• [Exercise prompt] Go through the material and pull out every line with the string "page" in it.

• [Extracted material]
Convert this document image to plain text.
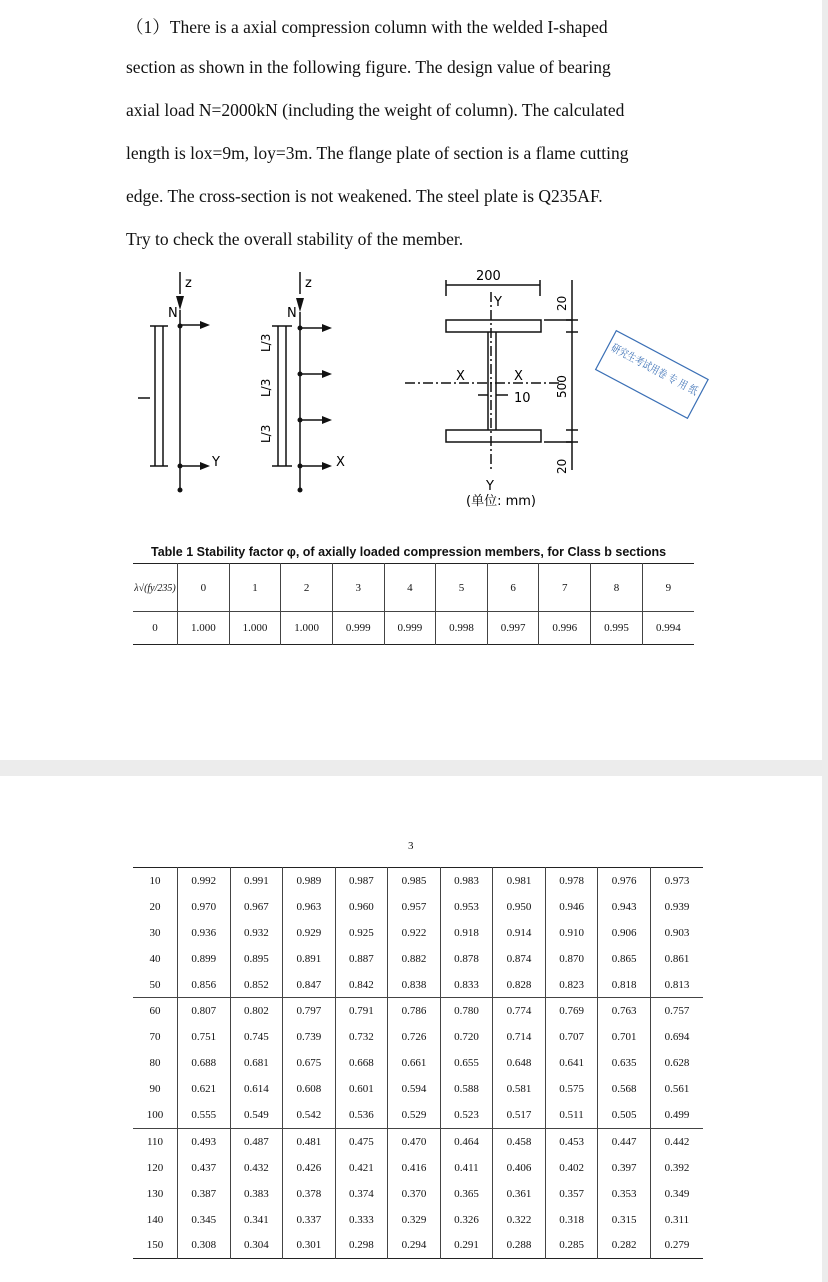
（1）There is a axial compression column with the welded I-shaped
section as shown in the following figure. The design value of bearing
axial load N=2000kN (including the weight of column). The calculated
length is lox=9m, loy=3m. The flange plate of section is a flame cutting
edge. The cross-section is not weakened. The steel plate is Q235AF.
Try to check the overall stability of the member.
z
N
Y
z
N
X
L/3
L/3
L/3
200
Y
Y
X	X
10
500
20
20
(单位: mm)
研究生考试用卷 专 用 纸
Table 1 Stability factor φ, of axially loaded compression members, for Class b sections
λ√(fy/235)	0	1	2	3	4	5	6	7	8	9
0	1.000	1.000	1.000	0.999	0.999	0.998	0.997	0.996	0.995	0.994
3
10	0.992	0.991	0.989	0.987	0.985	0.983	0.981	0.978	0.976	0.973
20	0.970	0.967	0.963	0.960	0.957	0.953	0.950	0.946	0.943	0.939
30	0.936	0.932	0.929	0.925	0.922	0.918	0.914	0.910	0.906	0.903
40	0.899	0.895	0.891	0.887	0.882	0.878	0.874	0.870	0.865	0.861
50	0.856	0.852	0.847	0.842	0.838	0.833	0.828	0.823	0.818	0.813
60	0.807	0.802	0.797	0.791	0.786	0.780	0.774	0.769	0.763	0.757
70	0.751	0.745	0.739	0.732	0.726	0.720	0.714	0.707	0.701	0.694
80	0.688	0.681	0.675	0.668	0.661	0.655	0.648	0.641	0.635	0.628
90	0.621	0.614	0.608	0.601	0.594	0.588	0.581	0.575	0.568	0.561
100	0.555	0.549	0.542	0.536	0.529	0.523	0.517	0.511	0.505	0.499
110	0.493	0.487	0.481	0.475	0.470	0.464	0.458	0.453	0.447	0.442
120	0.437	0.432	0.426	0.421	0.416	0.411	0.406	0.402	0.397	0.392
130	0.387	0.383	0.378	0.374	0.370	0.365	0.361	0.357	0.353	0.349
140	0.345	0.341	0.337	0.333	0.329	0.326	0.322	0.318	0.315	0.311
150	0.308	0.304	0.301	0.298	0.294	0.291	0.288	0.285	0.282	0.279
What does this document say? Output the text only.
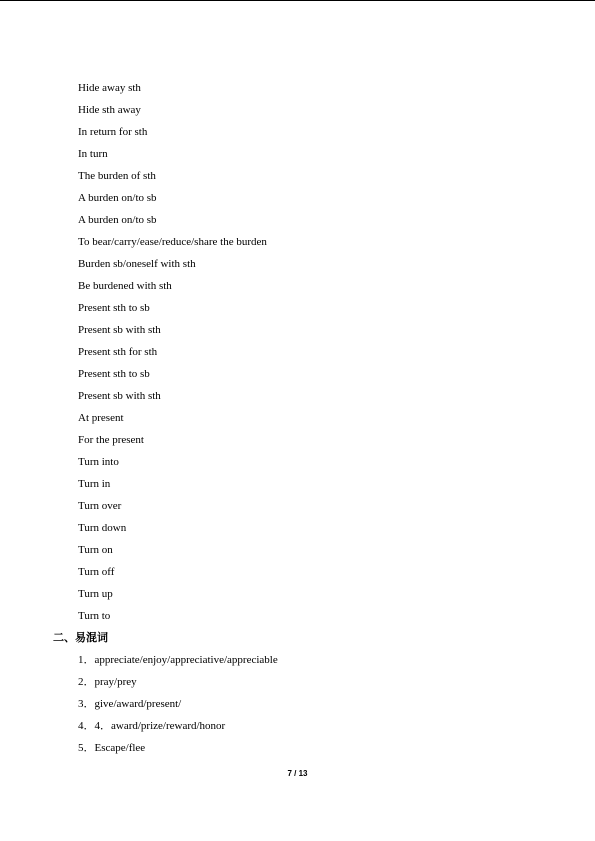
Hide away sth
Hide sth away
In return for sth
In turn
The burden of sth
A burden on/to sb
A burden on/to sb
To bear/carry/ease/reduce/share the burden
Burden sb/oneself with sth
Be burdened with sth
Present sth to sb
Present sb with sth
Present sth for sth
Present sth to sb
Present sb with sth
At present
For the present
Turn into
Turn in
Turn over
Turn down
Turn on
Turn off
Turn up
Turn to
二、易混词
1．appreciate/enjoy/appreciative/appreciable
2．pray/prey
3．give/award/present/
4．4．award/prize/reward/honor
5．Escape/flee
7 / 13
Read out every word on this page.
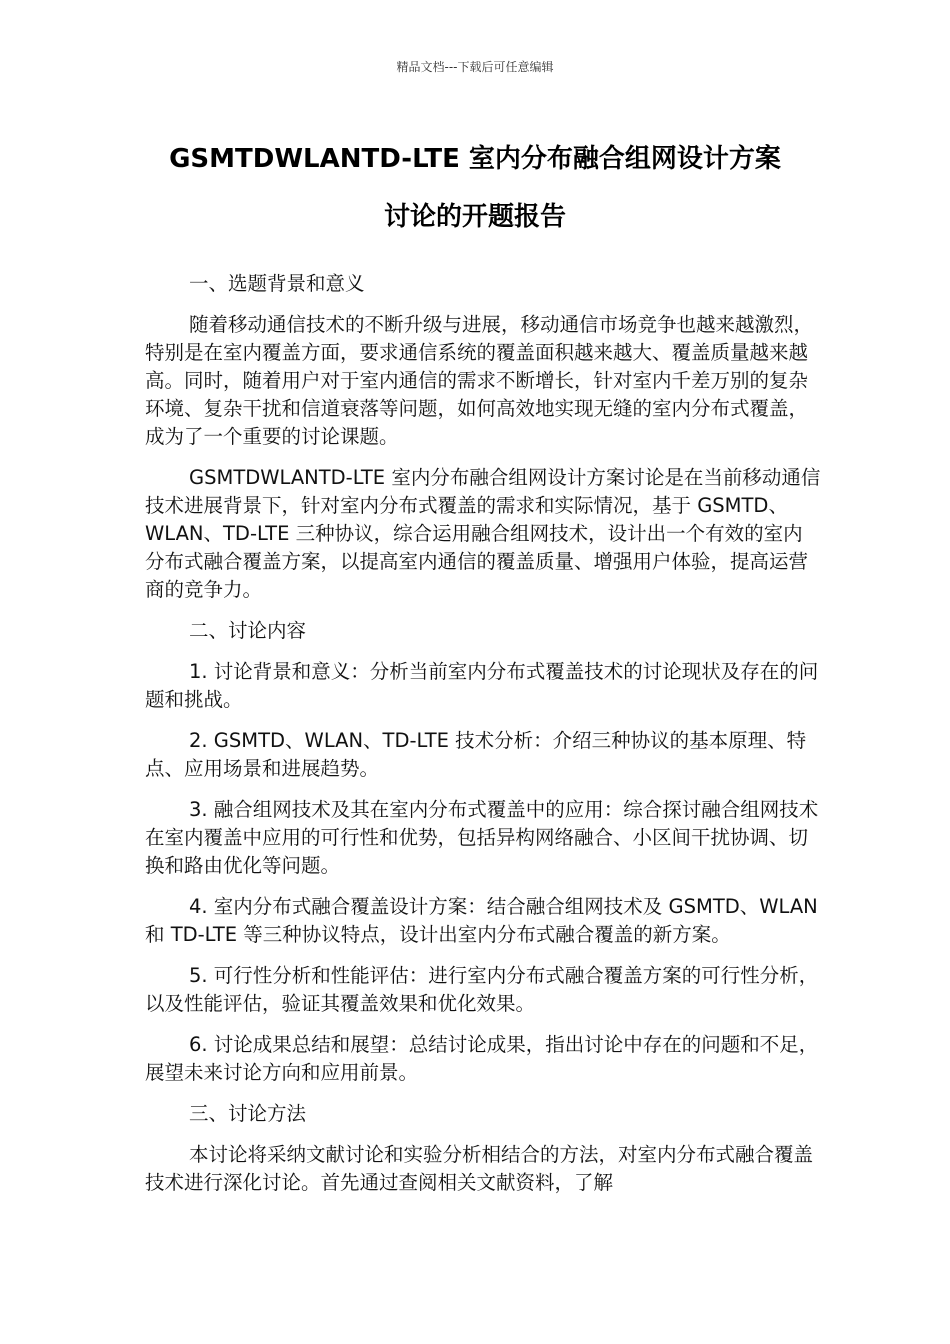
精品文档---下载后可任意编辑
GSMTDWLANTD-LTE 室内分布融合组网设计方案
讨论的开题报告

一、选题背景和意义

随着移动通信技术的不断升级与进展，移动通信市场竞争也越来越激烈，特别是在室内覆盖方面，要求通信系统的覆盖面积越来越大、覆盖质量越来越高。同时，随着用户对于室内通信的需求不断增长，针对室内千差万别的复杂环境、复杂干扰和信道衰落等问题，如何高效地实现无缝的室内分布式覆盖，成为了一个重要的讨论课题。

GSMTDWLANTD-LTE 室内分布融合组网设计方案讨论是在当前移动通信技术进展背景下，针对室内分布式覆盖的需求和实际情况，基于 GSMTD、WLAN、TD-LTE 三种协议，综合运用融合组网技术，设计出一个有效的室内分布式融合覆盖方案，以提高室内通信的覆盖质量、增强用户体验，提高运营商的竞争力。

二、讨论内容

1. 讨论背景和意义：分析当前室内分布式覆盖技术的讨论现状及存在的问题和挑战。

2. GSMTD、WLAN、TD-LTE 技术分析：介绍三种协议的基本原理、特点、应用场景和进展趋势。

3. 融合组网技术及其在室内分布式覆盖中的应用：综合探讨融合组网技术在室内覆盖中应用的可行性和优势，包括异构网络融合、小区间干扰协调、切换和路由优化等问题。

4. 室内分布式融合覆盖设计方案：结合融合组网技术及 GSMTD、WLAN 和 TD-LTE 等三种协议特点，设计出室内分布式融合覆盖的新方案。

5. 可行性分析和性能评估：进行室内分布式融合覆盖方案的可行性分析，以及性能评估，验证其覆盖效果和优化效果。

6. 讨论成果总结和展望：总结讨论成果，指出讨论中存在的问题和不足，展望未来讨论方向和应用前景。

三、讨论方法

本讨论将采纳文献讨论和实验分析相结合的方法，对室内分布式融合覆盖技术进行深化讨论。首先通过查阅相关文献资料，了解
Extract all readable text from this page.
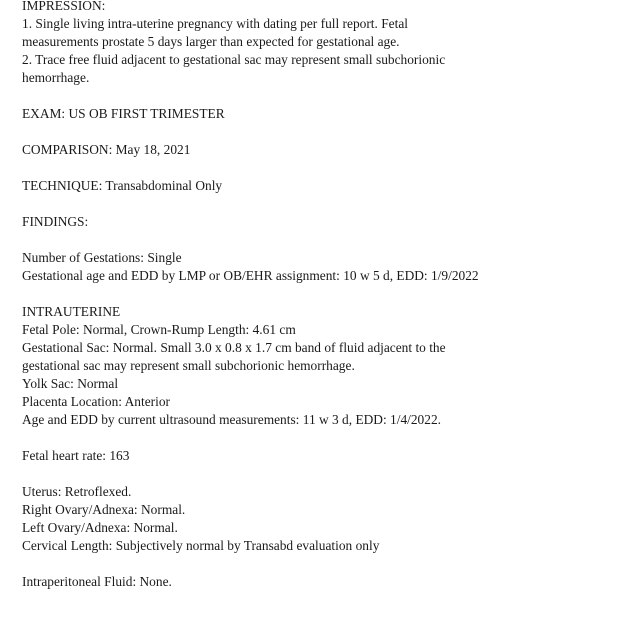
IMPRESSION:
1. Single living intra-uterine pregnancy with dating per full report. Fetal
measurements prostate 5 days larger than expected for gestational age.
2. Trace free fluid adjacent to gestational sac may represent small subchorionic
hemorrhage.
EXAM: US OB FIRST TRIMESTER
COMPARISON: May 18, 2021
TECHNIQUE: Transabdominal Only
FINDINGS:
Number of Gestations: Single
Gestational age and EDD by LMP or OB/EHR assignment: 10 w 5 d, EDD: 1/9/2022
INTRAUTERINE
Fetal Pole: Normal, Crown-Rump Length: 4.61 cm
Gestational Sac: Normal. Small 3.0 x 0.8 x 1.7 cm band of fluid adjacent to the
gestational sac may represent small subchorionic hemorrhage.
Yolk Sac: Normal
Placenta Location: Anterior
Age and EDD by current ultrasound measurements: 11 w 3 d, EDD: 1/4/2022.
Fetal heart rate: 163
Uterus: Retroflexed.
Right Ovary/Adnexa: Normal.
Left Ovary/Adnexa: Normal.
Cervical Length: Subjectively normal by Transabd evaluation only
Intraperitoneal Fluid: None.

• [Task result]
Read out every word on this page.
Extract all readable text from this page.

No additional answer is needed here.